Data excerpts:
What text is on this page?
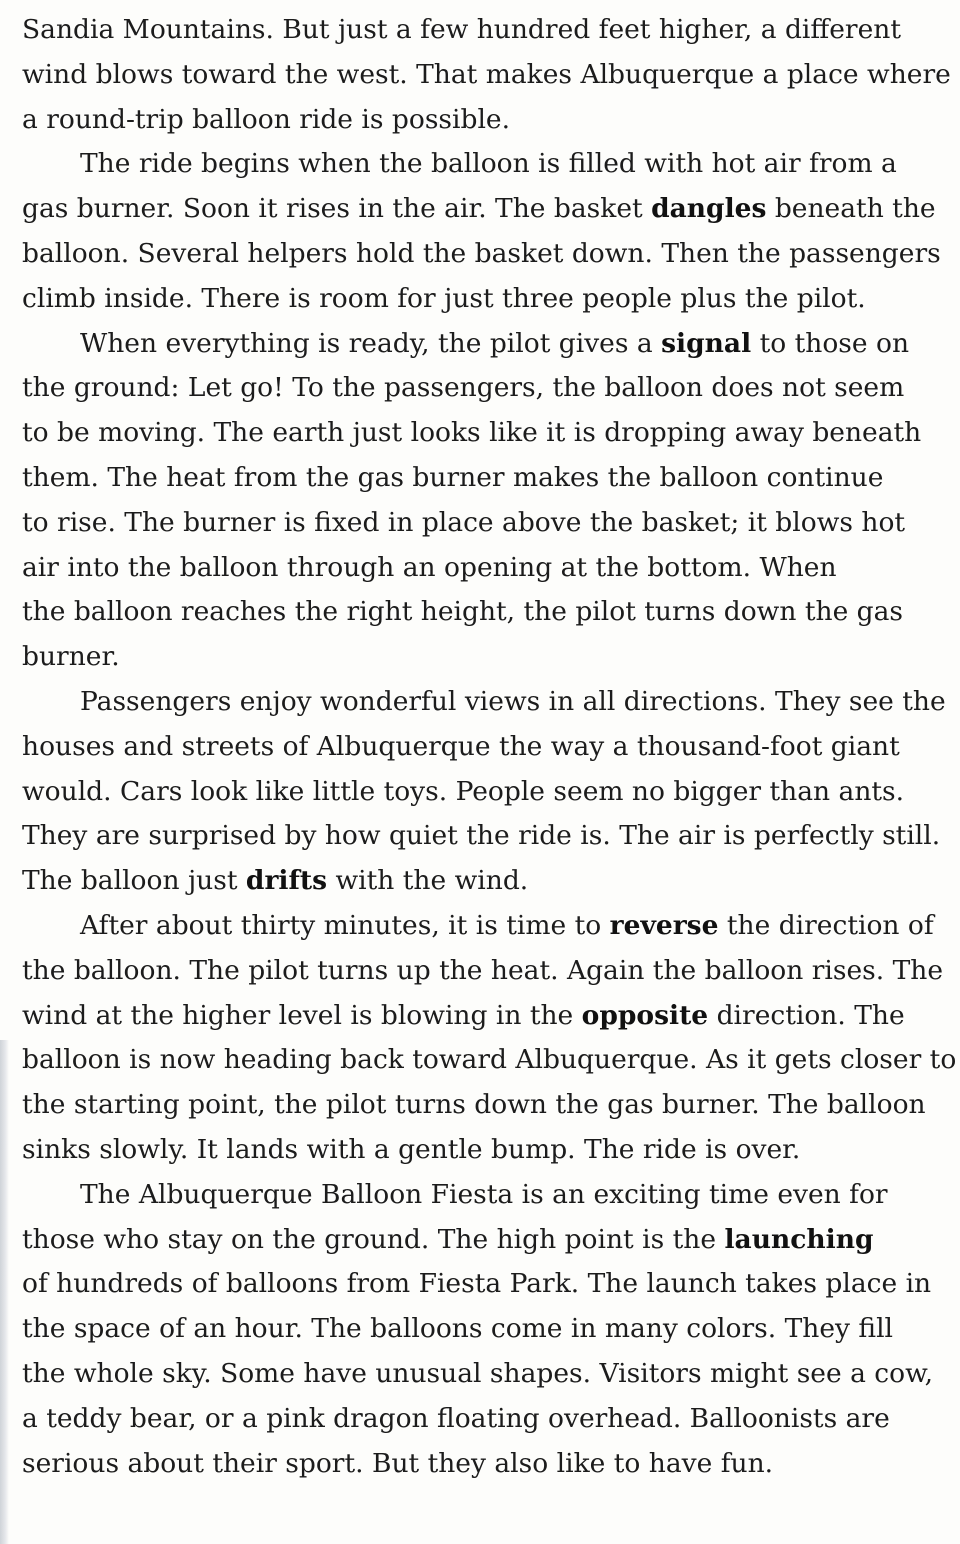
Sandia Mountains. But just a few hundred feet higher, a different
wind blows toward the west. That makes Albuquerque a place where
a round-trip balloon ride is possible.
The ride begins when the balloon is filled with hot air from a
gas burner. Soon it rises in the air. The basket dangles beneath the
balloon. Several helpers hold the basket down. Then the passengers
climb inside. There is room for just three people plus the pilot.
When everything is ready, the pilot gives a signal to those on
the ground: Let go! To the passengers, the balloon does not seem
to be moving. The earth just looks like it is dropping away beneath
them. The heat from the gas burner makes the balloon continue
to rise. The burner is fixed in place above the basket; it blows hot
air into the balloon through an opening at the bottom. When
the balloon reaches the right height, the pilot turns down the gas
burner.
Passengers enjoy wonderful views in all directions. They see the
houses and streets of Albuquerque the way a thousand-foot giant
would. Cars look like little toys. People seem no bigger than ants.
They are surprised by how quiet the ride is. The air is perfectly still.
The balloon just drifts with the wind.
After about thirty minutes, it is time to reverse the direction of
the balloon. The pilot turns up the heat. Again the balloon rises. The
wind at the higher level is blowing in the opposite direction. The
balloon is now heading back toward Albuquerque. As it gets closer to
the starting point, the pilot turns down the gas burner. The balloon
sinks slowly. It lands with a gentle bump. The ride is over.
The Albuquerque Balloon Fiesta is an exciting time even for
those who stay on the ground. The high point is the launching
of hundreds of balloons from Fiesta Park. The launch takes place in
the space of an hour. The balloons come in many colors. They fill
the whole sky. Some have unusual shapes. Visitors might see a cow,
a teddy bear, or a pink dragon floating overhead. Balloonists are
serious about their sport. But they also like to have fun.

** Task statement **
Gather and copy every line of the data in which the string "basket" is found.

** Problem solution **
gas burner. Soon it rises in the air. The basket dangles beneath the
balloon. Several helpers hold the basket down. Then the passengers
to rise. The burner is fixed in place above the basket; it blows hot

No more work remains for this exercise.